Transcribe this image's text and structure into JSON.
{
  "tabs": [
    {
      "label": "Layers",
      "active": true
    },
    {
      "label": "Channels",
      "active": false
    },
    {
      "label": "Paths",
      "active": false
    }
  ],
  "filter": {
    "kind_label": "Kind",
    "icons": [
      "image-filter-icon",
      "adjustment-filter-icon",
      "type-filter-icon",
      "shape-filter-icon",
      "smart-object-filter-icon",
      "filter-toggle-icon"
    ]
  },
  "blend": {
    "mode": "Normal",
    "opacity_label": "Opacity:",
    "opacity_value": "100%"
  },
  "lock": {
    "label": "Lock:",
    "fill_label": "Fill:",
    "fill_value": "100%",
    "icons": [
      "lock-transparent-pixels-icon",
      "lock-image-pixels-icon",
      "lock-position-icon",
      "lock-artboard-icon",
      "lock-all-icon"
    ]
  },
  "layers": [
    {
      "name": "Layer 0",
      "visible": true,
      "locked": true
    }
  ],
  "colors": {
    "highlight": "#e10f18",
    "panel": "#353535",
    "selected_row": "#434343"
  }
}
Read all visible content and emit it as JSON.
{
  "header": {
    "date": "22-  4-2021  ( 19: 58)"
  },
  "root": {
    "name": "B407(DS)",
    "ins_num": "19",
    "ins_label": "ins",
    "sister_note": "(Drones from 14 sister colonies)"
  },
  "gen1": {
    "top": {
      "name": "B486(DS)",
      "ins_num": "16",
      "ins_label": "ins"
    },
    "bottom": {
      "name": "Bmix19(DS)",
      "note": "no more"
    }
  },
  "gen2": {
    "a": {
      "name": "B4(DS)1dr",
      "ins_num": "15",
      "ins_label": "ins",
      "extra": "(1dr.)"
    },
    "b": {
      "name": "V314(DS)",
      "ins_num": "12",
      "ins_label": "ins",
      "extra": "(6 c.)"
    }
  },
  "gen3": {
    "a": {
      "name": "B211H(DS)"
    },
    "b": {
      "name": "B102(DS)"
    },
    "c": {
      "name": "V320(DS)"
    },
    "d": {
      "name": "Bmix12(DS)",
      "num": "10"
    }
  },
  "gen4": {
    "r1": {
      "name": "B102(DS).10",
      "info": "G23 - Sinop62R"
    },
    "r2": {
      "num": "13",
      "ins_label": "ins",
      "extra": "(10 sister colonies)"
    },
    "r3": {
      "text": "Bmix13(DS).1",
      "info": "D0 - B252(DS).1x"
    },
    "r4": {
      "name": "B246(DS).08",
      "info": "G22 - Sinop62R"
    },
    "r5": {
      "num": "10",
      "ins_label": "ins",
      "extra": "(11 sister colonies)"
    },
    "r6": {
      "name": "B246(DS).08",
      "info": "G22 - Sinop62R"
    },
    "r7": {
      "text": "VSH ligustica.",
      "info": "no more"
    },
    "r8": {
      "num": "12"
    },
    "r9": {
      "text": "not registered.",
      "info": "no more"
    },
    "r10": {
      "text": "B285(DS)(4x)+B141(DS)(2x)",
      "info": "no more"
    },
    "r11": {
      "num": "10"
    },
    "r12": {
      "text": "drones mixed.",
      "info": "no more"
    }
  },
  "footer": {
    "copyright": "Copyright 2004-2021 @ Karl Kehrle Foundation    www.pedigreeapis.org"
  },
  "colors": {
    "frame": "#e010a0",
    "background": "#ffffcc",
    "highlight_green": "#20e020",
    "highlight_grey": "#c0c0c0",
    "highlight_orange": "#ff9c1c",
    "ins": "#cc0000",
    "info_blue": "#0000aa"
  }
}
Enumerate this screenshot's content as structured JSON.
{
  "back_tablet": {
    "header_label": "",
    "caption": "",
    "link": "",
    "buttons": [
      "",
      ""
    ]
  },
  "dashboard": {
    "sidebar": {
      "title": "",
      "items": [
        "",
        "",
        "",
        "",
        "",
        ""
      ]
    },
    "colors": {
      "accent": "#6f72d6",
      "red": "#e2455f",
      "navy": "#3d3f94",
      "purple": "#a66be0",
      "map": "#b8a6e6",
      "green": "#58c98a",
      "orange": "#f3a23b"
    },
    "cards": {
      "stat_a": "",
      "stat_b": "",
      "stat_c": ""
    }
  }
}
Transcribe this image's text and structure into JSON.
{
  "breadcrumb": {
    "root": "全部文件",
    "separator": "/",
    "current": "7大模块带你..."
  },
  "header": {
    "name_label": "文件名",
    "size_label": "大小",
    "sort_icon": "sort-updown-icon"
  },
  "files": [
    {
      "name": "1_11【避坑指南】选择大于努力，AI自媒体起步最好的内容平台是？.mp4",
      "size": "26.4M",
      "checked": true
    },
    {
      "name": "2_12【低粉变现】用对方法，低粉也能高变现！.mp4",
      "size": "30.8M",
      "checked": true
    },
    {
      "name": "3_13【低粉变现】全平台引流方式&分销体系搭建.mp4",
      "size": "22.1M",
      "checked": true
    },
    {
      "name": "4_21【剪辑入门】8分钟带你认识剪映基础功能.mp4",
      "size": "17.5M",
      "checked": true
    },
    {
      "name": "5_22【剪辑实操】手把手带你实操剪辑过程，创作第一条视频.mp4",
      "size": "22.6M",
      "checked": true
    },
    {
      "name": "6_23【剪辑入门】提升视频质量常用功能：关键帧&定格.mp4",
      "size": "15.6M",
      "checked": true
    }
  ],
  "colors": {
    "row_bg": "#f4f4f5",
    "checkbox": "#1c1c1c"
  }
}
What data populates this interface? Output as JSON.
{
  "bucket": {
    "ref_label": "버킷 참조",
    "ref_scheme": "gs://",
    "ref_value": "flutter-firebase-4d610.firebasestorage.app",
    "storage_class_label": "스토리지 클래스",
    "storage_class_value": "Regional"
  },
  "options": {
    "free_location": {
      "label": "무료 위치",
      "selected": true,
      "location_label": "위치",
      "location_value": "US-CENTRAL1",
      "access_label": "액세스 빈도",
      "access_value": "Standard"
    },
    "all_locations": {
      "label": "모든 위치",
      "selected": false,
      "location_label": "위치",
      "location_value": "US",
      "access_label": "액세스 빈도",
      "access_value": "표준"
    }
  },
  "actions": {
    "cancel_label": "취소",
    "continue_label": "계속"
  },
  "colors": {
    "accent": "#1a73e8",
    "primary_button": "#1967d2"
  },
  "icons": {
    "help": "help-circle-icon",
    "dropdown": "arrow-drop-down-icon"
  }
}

+++

▶ Problem to solve
Return the listing above in its exact form.

▶ Exercise response
Transcribe this image's text and structure into JSON.
{
  "tabs": [
    {
      "label": "Layers",
      "active": true
    },
    {
      "label": "Channels",
      "active": false
    },
    {
      "label": "Paths",
      "active": false
    }
  ],
  "filter": {
    "kind_label": "Kind",
    "icons": [
      "image-filter-icon",
      "adjustment-filter-icon",
      "type-filter-icon",
      "shape-filter-icon",
      "smart-object-filter-icon",
      "filter-toggle-icon"
    ]
  },
  "blend": {
    "mode": "Normal",
    "opacity_label": "Opacity:",
    "opacity_value": "100%"
  },
  "lock": {
    "label": "Lock:",
    "fill_label": "Fill:",
    "fill_value": "100%",
    "icons": [
      "lock-transparent-pixels-icon",
      "lock-image-pixels-icon",
      "lock-position-icon",
      "lock-artboard-icon",
      "lock-all-icon"
    ]
  },
  "layers": [
    {
      "name": "Layer 0",
      "visible": true,
      "locked": true
    }
  ],
  "colors": {
    "highlight": "#e10f18",
    "panel": "#353535",
    "selected_row": "#434343"
  }
}
Read all visible content and emit it as JSON.
{
  "header": {
    "date": "22-  4-2021  ( 19: 58)"
  },
  "root": {
    "name": "B407(DS)",
    "ins_num": "19",
    "ins_label": "ins",
    "sister_note": "(Drones from 14 sister colonies)"
  },
  "gen1": {
    "top": {
      "name": "B486(DS)",
      "ins_num": "16",
      "ins_label": "ins"
    },
    "bottom": {
      "name": "Bmix19(DS)",
      "note": "no more"
    }
  },
  "gen2": {
    "a": {
      "name": "B4(DS)1dr",
      "ins_num": "15",
      "ins_label": "ins",
      "extra": "(1dr.)"
    },
    "b": {
      "name": "V314(DS)",
      "ins_num": "12",
      "ins_label": "ins",
      "extra": "(6 c.)"
    }
  },
  "gen3": {
    "a": {
      "name": "B211H(DS)"
    },
    "b": {
      "name": "B102(DS)"
    },
    "c": {
      "name": "V320(DS)"
    },
    "d": {
      "name": "Bmix12(DS)",
      "num": "10"
    }
  },
  "gen4": {
    "r1": {
      "name": "B102(DS).10",
      "info": "G23 - Sinop62R"
    },
    "r2": {
      "num": "13",
      "ins_label": "ins",
      "extra": "(10 sister colonies)"
    },
    "r3": {
      "text": "Bmix13(DS).1",
      "info": "D0 - B252(DS).1x"
    },
    "r4": {
      "name": "B246(DS).08",
      "info": "G22 - Sinop62R"
    },
    "r5": {
      "num": "10",
      "ins_label": "ins",
      "extra": "(11 sister colonies)"
    },
    "r6": {
      "name": "B246(DS).08",
      "info": "G22 - Sinop62R"
    },
    "r7": {
      "text": "VSH ligustica.",
      "info": "no more"
    },
    "r8": {
      "num": "12"
    },
    "r9": {
      "text": "not registered.",
      "info": "no more"
    },
    "r10": {
      "text": "B285(DS)(4x)+B141(DS)(2x)",
      "info": "no more"
    },
    "r11": {
      "num": "10"
    },
    "r12": {
      "text": "drones mixed.",
      "info": "no more"
    }
  },
  "footer": {
    "copyright": "Copyright 2004-2021 @ Karl Kehrle Foundation    www.pedigreeapis.org"
  },
  "colors": {
    "frame": "#e010a0",
    "background": "#ffffcc",
    "highlight_green": "#20e020",
    "highlight_grey": "#c0c0c0",
    "highlight_orange": "#ff9c1c",
    "ins": "#cc0000",
    "info_blue": "#0000aa"
  }
}
Enumerate this screenshot's content as structured JSON.
{
  "back_tablet": {
    "header_label": "",
    "caption": "",
    "link": "",
    "buttons": [
      "",
      ""
    ]
  },
  "dashboard": {
    "sidebar": {
      "title": "",
      "items": [
        "",
        "",
        "",
        "",
        "",
        ""
      ]
    },
    "colors": {
      "accent": "#6f72d6",
      "red": "#e2455f",
      "navy": "#3d3f94",
      "purple": "#a66be0",
      "map": "#b8a6e6",
      "green": "#58c98a",
      "orange": "#f3a23b"
    },
    "cards": {
      "stat_a": "",
      "stat_b": "",
      "stat_c": ""
    }
  }
}
Transcribe this image's text and structure into JSON.
{
  "breadcrumb": {
    "root": "全部文件",
    "separator": "/",
    "current": "7大模块带你..."
  },
  "header": {
    "name_label": "文件名",
    "size_label": "大小",
    "sort_icon": "sort-updown-icon"
  },
  "files": [
    {
      "name": "1_11【避坑指南】选择大于努力，AI自媒体起步最好的内容平台是？.mp4",
      "size": "26.4M",
      "checked": true
    },
    {
      "name": "2_12【低粉变现】用对方法，低粉也能高变现！.mp4",
      "size": "30.8M",
      "checked": true
    },
    {
      "name": "3_13【低粉变现】全平台引流方式&分销体系搭建.mp4",
      "size": "22.1M",
      "checked": true
    },
    {
      "name": "4_21【剪辑入门】8分钟带你认识剪映基础功能.mp4",
      "size": "17.5M",
      "checked": true
    },
    {
      "name": "5_22【剪辑实操】手把手带你实操剪辑过程，创作第一条视频.mp4",
      "size": "22.6M",
      "checked": true
    },
    {
      "name": "6_23【剪辑入门】提升视频质量常用功能：关键帧&定格.mp4",
      "size": "15.6M",
      "checked": true
    }
  ],
  "colors": {
    "row_bg": "#f4f4f5",
    "checkbox": "#1c1c1c"
  }
}
What data populates this interface? Output as JSON.
{
  "bucket": {
    "ref_label": "버킷 참조",
    "ref_scheme": "gs://",
    "ref_value": "flutter-firebase-4d610.firebasestorage.app",
    "storage_class_label": "스토리지 클래스",
    "storage_class_value": "Regional"
  },
  "options": {
    "free_location": {
      "label": "무료 위치",
      "selected": true,
      "location_label": "위치",
      "location_value": "US-CENTRAL1",
      "access_label": "액세스 빈도",
      "access_value": "Standard"
    },
    "all_locations": {
      "label": "모든 위치",
      "selected": false,
      "location_label": "위치",
      "location_value": "US",
      "access_label": "액세스 빈도",
      "access_value": "표준"
    }
  },
  "actions": {
    "cancel_label": "취소",
    "continue_label": "계속"
  },
  "colors": {
    "accent": "#1a73e8",
    "primary_button": "#1967d2"
  },
  "icons": {
    "help": "help-circle-icon",
    "dropdown": "arrow-drop-down-icon"
  }
}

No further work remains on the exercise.